:: FRAGMENTO DE LECTURA ::

El abrazo reconoce que hay una piel, de un lado y del otro, y que incluso en la intimidad se mantiene esta película. Aristóteles ya explicaba, por ejemplo, que cuando nos tocamos no anulamos esa especie de intervalo que persiste entre nosotros y la realidad, un distanciamiento mínimo que nunca queda en suspenso, que nos pone en guardia contra el mito de la coincidencia total y de la ilusión de la fusión absoluta. Estar cerca de los demás no es consumirlos, como si pudiéramos reducirlos a objetos. Los abrazos de la amistad, incluso al estrecharnos contra el pecho de nuestros amigos, siempre nos hacen respirar amplitud y vastedad.

Abrazos

Es cierto que en el abrazo tocamos dimensiones importantes del ser. Para la primera exposición surrealista que se inauguró en Europa después de la Segunda Guerra Mundial, se encargó la portada del catálogo a Marcel Duchamp. Este creó una imagen con una leyenda provocadora: “Prière de toucher”. Normalmente, las obras de arte van acompañadas de la advertencia de no tocar. Aquí, por el contrario, se decía “Se ruega tocar”. En ese 1947, cuando aún nos debatíamos entre las cenizas del gran conflicto, hacía falta un mensaje reparador, capaz de hacernos olvidar la segregación, las alambradas. Pero es un mensaje siempre necesario. Todo está en ver de qué modo tocamos.

:::
:: DATOS EXTRAÍDOS ::

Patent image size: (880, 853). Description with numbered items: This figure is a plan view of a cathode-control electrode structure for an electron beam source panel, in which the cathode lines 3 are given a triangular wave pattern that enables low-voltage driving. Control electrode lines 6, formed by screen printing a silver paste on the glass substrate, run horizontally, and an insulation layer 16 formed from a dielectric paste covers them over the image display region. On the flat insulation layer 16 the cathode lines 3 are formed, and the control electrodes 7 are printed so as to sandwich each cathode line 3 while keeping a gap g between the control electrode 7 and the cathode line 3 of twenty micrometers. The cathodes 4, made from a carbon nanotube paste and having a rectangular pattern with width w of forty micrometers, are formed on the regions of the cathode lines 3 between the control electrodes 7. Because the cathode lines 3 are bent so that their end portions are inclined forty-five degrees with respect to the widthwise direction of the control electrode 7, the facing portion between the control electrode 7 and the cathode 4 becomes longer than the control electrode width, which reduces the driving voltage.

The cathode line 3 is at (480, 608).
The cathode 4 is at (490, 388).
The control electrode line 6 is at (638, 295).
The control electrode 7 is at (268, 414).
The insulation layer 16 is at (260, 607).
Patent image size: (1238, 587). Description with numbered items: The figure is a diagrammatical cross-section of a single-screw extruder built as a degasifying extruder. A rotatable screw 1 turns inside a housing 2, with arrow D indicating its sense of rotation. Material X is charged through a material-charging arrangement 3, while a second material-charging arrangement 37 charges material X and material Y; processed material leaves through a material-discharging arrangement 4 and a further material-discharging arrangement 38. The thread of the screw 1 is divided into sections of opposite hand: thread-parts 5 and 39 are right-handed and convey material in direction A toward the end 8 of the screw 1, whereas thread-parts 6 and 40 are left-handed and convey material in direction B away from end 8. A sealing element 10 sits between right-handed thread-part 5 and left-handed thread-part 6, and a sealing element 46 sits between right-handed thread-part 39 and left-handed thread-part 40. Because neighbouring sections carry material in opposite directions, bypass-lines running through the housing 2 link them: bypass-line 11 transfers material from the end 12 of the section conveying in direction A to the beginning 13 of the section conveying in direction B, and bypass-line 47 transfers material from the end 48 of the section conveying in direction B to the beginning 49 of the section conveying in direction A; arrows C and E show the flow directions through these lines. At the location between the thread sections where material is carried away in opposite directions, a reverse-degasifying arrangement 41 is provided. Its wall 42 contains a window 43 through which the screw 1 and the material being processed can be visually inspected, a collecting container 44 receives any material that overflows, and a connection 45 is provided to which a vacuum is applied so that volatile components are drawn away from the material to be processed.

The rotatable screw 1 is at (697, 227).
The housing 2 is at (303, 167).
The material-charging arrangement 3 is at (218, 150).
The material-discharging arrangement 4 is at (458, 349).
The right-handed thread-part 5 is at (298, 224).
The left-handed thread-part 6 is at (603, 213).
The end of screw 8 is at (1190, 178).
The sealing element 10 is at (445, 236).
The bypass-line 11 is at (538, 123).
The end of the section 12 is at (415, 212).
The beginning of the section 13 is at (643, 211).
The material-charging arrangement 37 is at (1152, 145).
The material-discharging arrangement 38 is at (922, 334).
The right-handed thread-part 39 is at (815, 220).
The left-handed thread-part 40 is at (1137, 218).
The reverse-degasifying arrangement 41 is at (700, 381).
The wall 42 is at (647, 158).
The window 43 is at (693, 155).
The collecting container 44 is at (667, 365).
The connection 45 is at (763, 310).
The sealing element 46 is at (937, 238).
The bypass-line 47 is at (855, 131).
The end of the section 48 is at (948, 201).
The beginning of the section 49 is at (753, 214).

:::

■ SU TAREA
Retome el texto sobre el abrazo y continúelo a partir de su última oración.

■ RESPUESTA AL EJERCICIO
Tocar sin tocar

En el ejemplar de las ‘Elegías de Duino’ que Rainer Maria Rilke regaló a la poetisa rusa Marina Cvetaeva, preguntaba: “Nos tocamos. / ¿Con qué? / Con un batir de alas. / Con las distancias mismas nos tocamos”. La belleza del abrazo consiste en que no quiere ser una red para capturar al otro. El abrazo es humilde. Intuye que solo podemos acercarnos, sin intentar adueñarnos del otro, ni siquiera acceder a su plenitud. El abrazo es aceptar tocar sin tocar. Por eso el abrazo es el momento del encuentro en el que se realiza el contacto, pero también es el momento posterior, cuando la separación se asume como una forma profunda de comunión.

Un maestro discreto contemporáneo nuestro, el pensador Jean-Louis Chrétien, entra en el tema con estas palabras: “El abrazo que no se cierra sobre el otro, sino que se abre a él según una infinitud que el otro puede descubrir, ese abrazo es un encuentro. Y, lejos de concretizar inadecuadamente lo que el encuentro había prometido, mantiene su promesa de este modo: prometiendo cada vez más, en una superabundancia que ninguna progresión es capaz de calcular, y menos aún de cuantificar”. El abrazo es una de las expresiones humanas más verdaderas de la reciprocidad. Una apertura mutua y hospitalaria a esa epifanía de futuro que está constituida por un rostro. Los amigos lo saben bien.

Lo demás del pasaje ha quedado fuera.